Locate and copy each line in the data that contains the word "Reset".

━━━ Records shown

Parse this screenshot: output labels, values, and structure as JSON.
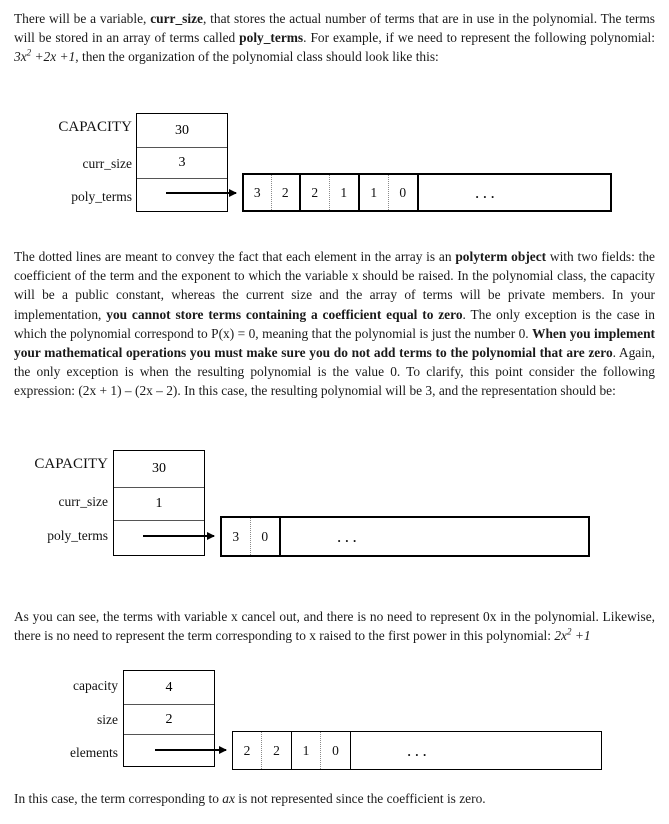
{
  "paragraphs": {
    "intro_1": "There will be a variable, ",
    "intro_b1": "curr_size",
    "intro_2": ", that stores the actual number of terms that are in use in the polynomial. The terms will be stored in an array of terms called ",
    "intro_b2": "poly_terms",
    "intro_3": ". For example, if we need to represent the following polynomial: ",
    "intro_math": "3x2 + 2x + 1",
    "intro_4": ", then the organization of the polynomial class should look like this:",
    "dotted_1": "The dotted lines are meant to convey the fact that each element in the array is an ",
    "dotted_b1": "polyterm object",
    "dotted_2": " with two fields: the coefficient of the term and the exponent to which the variable x should be raised. In the polynomial class, the capacity will be a public constant, whereas the current size and the array of terms will be private members. In your implementation, ",
    "dotted_b2": "you cannot store terms containing a coefficient equal to zero",
    "dotted_3": ". The only exception is the case in which the polynomial correspond to P(x) = 0, meaning that the polynomial is just the number 0. ",
    "dotted_b3": "When you implement your mathematical operations you must make sure you do not add terms to the polynomial that are zero",
    "dotted_4": ". Again, the only exception is when the resulting polynomial is the value 0. To clarify, this point consider the following expression: (2x + 1) – (2x – 2). In this case, the resulting polynomial will be 3, and the representation should be:",
    "cancel_1": "As you can see, the terms with variable x cancel out, and there is no need to represent 0x in the polynomial. Likewise, there is no need to represent the term corresponding to x raised to the first power in this polynomial: ",
    "cancel_math": "2x2 + 1",
    "final_1": "In this case, the term corresponding to ",
    "final_math": "ax",
    "final_2": " is not represented since the coefficient is zero."
  },
  "diagram1": {
    "labels": {
      "capacity": "CAPACITY",
      "size": "curr_size",
      "terms": "poly_terms"
    },
    "values": {
      "capacity": "30",
      "size": "3"
    },
    "array": {
      "terms": [
        {
          "coefficient": "3",
          "exponent": "2"
        },
        {
          "coefficient": "2",
          "exponent": "1"
        },
        {
          "coefficient": "1",
          "exponent": "0"
        }
      ],
      "ellipsis": "..."
    }
  },
  "diagram2": {
    "labels": {
      "capacity": "CAPACITY",
      "size": "curr_size",
      "terms": "poly_terms"
    },
    "values": {
      "capacity": "30",
      "size": "1"
    },
    "array": {
      "terms": [
        {
          "coefficient": "3",
          "exponent": "0"
        }
      ],
      "ellipsis": "..."
    }
  },
  "diagram3": {
    "labels": {
      "capacity": "capacity",
      "size": "size",
      "terms": "elements"
    },
    "values": {
      "capacity": "4",
      "size": "2"
    },
    "array": {
      "terms": [
        {
          "coefficient": "2",
          "exponent": "2"
        },
        {
          "coefficient": "1",
          "exponent": "0"
        }
      ],
      "ellipsis": "..."
    }
  }
}
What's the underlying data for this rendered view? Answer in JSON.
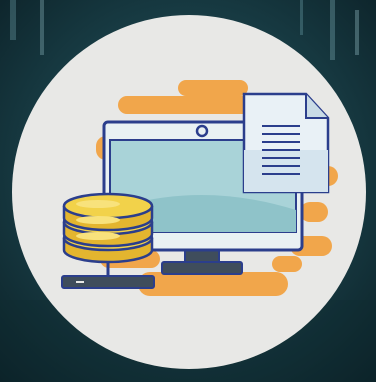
{
  "illustration": {
    "subject": "computer-server-document-icon",
    "elements": [
      "monitor-icon",
      "database-server-icon",
      "document-icon",
      "orange-cloud-shape"
    ]
  },
  "colors": {
    "background_dark": "#0f2b33",
    "background_mid": "#1f4a55",
    "circle": "#e8e8e6",
    "orange": "#f1a64b",
    "outline": "#2b3e8c",
    "screen": "#a9d3d8",
    "screen_shade": "#8fc3c9",
    "monitor_frame": "#e9f1f3",
    "stand": "#3f4d5c",
    "coin_yellow": "#f2d24a",
    "coin_dark": "#e3b52f",
    "paper": "#e9f1f6",
    "paper_fold": "#c9dbe6"
  }
}
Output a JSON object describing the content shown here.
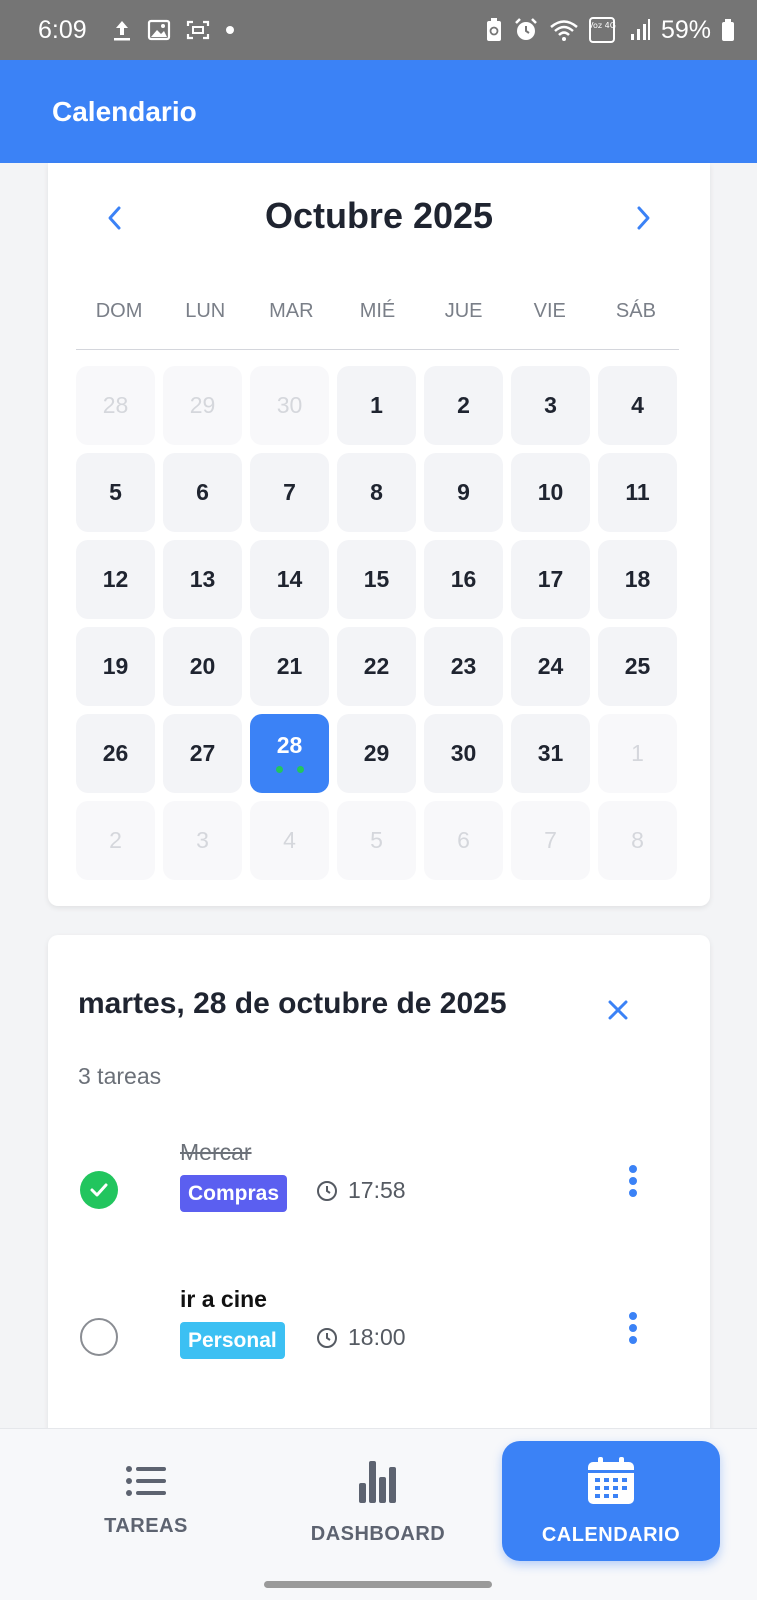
{
  "status_bar": {
    "time": "6:09",
    "battery": "59%",
    "network_label": "Voz 4G",
    "icons": [
      "upload-icon",
      "image-icon",
      "screen-record-icon",
      "dot-icon",
      "battery-saver-icon",
      "alarm-icon",
      "wifi-icon",
      "volte-icon",
      "signal-icon",
      "battery-icon"
    ]
  },
  "app_bar": {
    "title": "Calendario"
  },
  "calendar": {
    "month_title": "Octubre 2025",
    "weekdays": [
      "DOM",
      "LUN",
      "MAR",
      "MIÉ",
      "JUE",
      "VIE",
      "SÁB"
    ],
    "days": [
      {
        "label": "28",
        "muted": true
      },
      {
        "label": "29",
        "muted": true
      },
      {
        "label": "30",
        "muted": true
      },
      {
        "label": "1"
      },
      {
        "label": "2"
      },
      {
        "label": "3"
      },
      {
        "label": "4"
      },
      {
        "label": "5"
      },
      {
        "label": "6"
      },
      {
        "label": "7"
      },
      {
        "label": "8"
      },
      {
        "label": "9"
      },
      {
        "label": "10"
      },
      {
        "label": "11"
      },
      {
        "label": "12"
      },
      {
        "label": "13"
      },
      {
        "label": "14"
      },
      {
        "label": "15"
      },
      {
        "label": "16"
      },
      {
        "label": "17"
      },
      {
        "label": "18"
      },
      {
        "label": "19"
      },
      {
        "label": "20"
      },
      {
        "label": "21"
      },
      {
        "label": "22"
      },
      {
        "label": "23"
      },
      {
        "label": "24"
      },
      {
        "label": "25"
      },
      {
        "label": "26"
      },
      {
        "label": "27"
      },
      {
        "label": "28",
        "selected": true,
        "task_dots": 2
      },
      {
        "label": "29"
      },
      {
        "label": "30"
      },
      {
        "label": "31"
      },
      {
        "label": "1",
        "muted": true
      },
      {
        "label": "2",
        "muted": true
      },
      {
        "label": "3",
        "muted": true
      },
      {
        "label": "4",
        "muted": true
      },
      {
        "label": "5",
        "muted": true
      },
      {
        "label": "6",
        "muted": true
      },
      {
        "label": "7",
        "muted": true
      },
      {
        "label": "8",
        "muted": true
      }
    ]
  },
  "day_detail": {
    "title": "martes, 28 de octubre de 2025",
    "task_count": "3 tareas",
    "tasks": [
      {
        "name": "Mercar",
        "done": true,
        "tag": "Compras",
        "tag_color": "#5b5ff0",
        "time": "17:58"
      },
      {
        "name": "ir a cine",
        "done": false,
        "tag": "Personal",
        "tag_color": "#3cc0f3",
        "time": "18:00"
      }
    ]
  },
  "bottom_nav": {
    "items": [
      {
        "label": "TAREAS",
        "icon": "list-icon",
        "active": false
      },
      {
        "label": "DASHBOARD",
        "icon": "bar-chart-icon",
        "active": false
      },
      {
        "label": "CALENDARIO",
        "icon": "calendar-icon",
        "active": true
      }
    ]
  },
  "colors": {
    "accent": "#3b82f6",
    "done_green": "#22c55e",
    "status_bar": "#757575"
  }
}
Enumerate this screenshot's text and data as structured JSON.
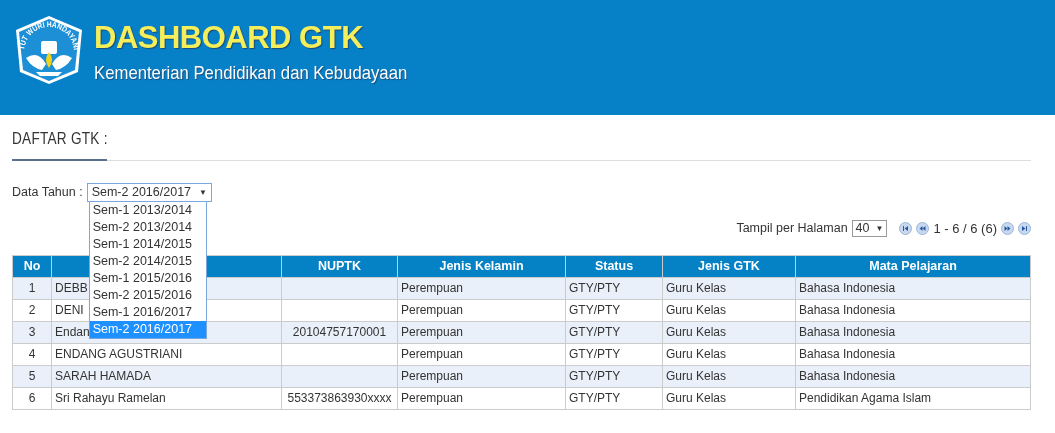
{
  "header": {
    "logo_motto": "TUT WURI HANDAYANI",
    "title": "DASHBOARD GTK",
    "subtitle": "Kementerian Pendidikan dan Kebudayaan"
  },
  "section": {
    "title": "DAFTAR GTK :"
  },
  "year_filter": {
    "label": "Data Tahun :",
    "value": "Sem-2 2016/2017",
    "arrow": "▼",
    "expanded": true,
    "options": [
      {
        "label": "Sem-1 2013/2014",
        "selected": false
      },
      {
        "label": "Sem-2 2013/2014",
        "selected": false
      },
      {
        "label": "Sem-1 2014/2015",
        "selected": false
      },
      {
        "label": "Sem-2 2014/2015",
        "selected": false
      },
      {
        "label": "Sem-1 2015/2016",
        "selected": false
      },
      {
        "label": "Sem-2 2015/2016",
        "selected": false
      },
      {
        "label": "Sem-1 2016/2017",
        "selected": false
      },
      {
        "label": "Sem-2 2016/2017",
        "selected": true
      }
    ]
  },
  "pager": {
    "label": "Tampil per Halaman",
    "per_page": "40",
    "arrow": "▼",
    "range": "1 - 6 / 6 (6)"
  },
  "table": {
    "columns": [
      "No",
      "",
      "NUPTK",
      "Jenis Kelamin",
      "Status",
      "Jenis GTK",
      "Mata Pelajaran"
    ],
    "rows": [
      [
        "1",
        "DEBB",
        "",
        "Perempuan",
        "GTY/PTY",
        "Guru Kelas",
        "Bahasa Indonesia"
      ],
      [
        "2",
        "DENI",
        "",
        "Perempuan",
        "GTY/PTY",
        "Guru Kelas",
        "Bahasa Indonesia"
      ],
      [
        "3",
        "Endan",
        "20104757170001",
        "Perempuan",
        "GTY/PTY",
        "Guru Kelas",
        "Bahasa Indonesia"
      ],
      [
        "4",
        "ENDANG AGUSTRIANI",
        "",
        "Perempuan",
        "GTY/PTY",
        "Guru Kelas",
        "Bahasa Indonesia"
      ],
      [
        "5",
        "SARAH HAMADA",
        "",
        "Perempuan",
        "GTY/PTY",
        "Guru Kelas",
        "Bahasa Indonesia"
      ],
      [
        "6",
        "Sri Rahayu Ramelan",
        "553373863930xxxx",
        "Perempuan",
        "GTY/PTY",
        "Guru Kelas",
        "Pendidikan Agama Islam"
      ]
    ]
  }
}
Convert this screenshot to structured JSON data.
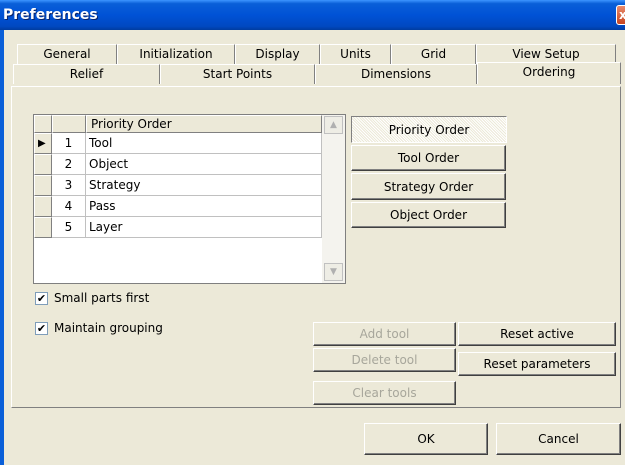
{
  "window": {
    "title": "Preferences",
    "close_glyph": "x"
  },
  "tabs_row1": [
    {
      "label": "General"
    },
    {
      "label": "Initialization"
    },
    {
      "label": "Display"
    },
    {
      "label": "Units"
    },
    {
      "label": "Grid"
    },
    {
      "label": "View Setup"
    }
  ],
  "tabs_row2": [
    {
      "label": "Relief"
    },
    {
      "label": "Start Points"
    },
    {
      "label": "Dimensions"
    },
    {
      "label": "Ordering",
      "active": true
    }
  ],
  "grid": {
    "header": "Priority Order",
    "rows": [
      {
        "num": "1",
        "value": "Tool",
        "current": true
      },
      {
        "num": "2",
        "value": "Object"
      },
      {
        "num": "3",
        "value": "Strategy"
      },
      {
        "num": "4",
        "value": "Pass"
      },
      {
        "num": "5",
        "value": "Layer"
      }
    ],
    "current_row_glyph": "▶",
    "scroll_up_glyph": "▲",
    "scroll_down_glyph": "▼"
  },
  "order_buttons": {
    "priority": "Priority Order",
    "tool": "Tool Order",
    "strategy": "Strategy Order",
    "object": "Object Order"
  },
  "options": {
    "small_parts_first": {
      "label": "Small parts first",
      "checked": true
    },
    "maintain_grouping": {
      "label": "Maintain grouping",
      "checked": true
    },
    "check_glyph": "✔"
  },
  "tool_buttons": {
    "add_tool": "Add tool",
    "delete_tool": "Delete tool",
    "clear_tools": "Clear tools",
    "reset_active": "Reset active",
    "reset_parameters": "Reset parameters"
  },
  "dialog_buttons": {
    "ok": "OK",
    "cancel": "Cancel"
  }
}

━━━━━━

(The output):
    "reset_active": "Reset active",
    "reset_parameters": "Reset parameters"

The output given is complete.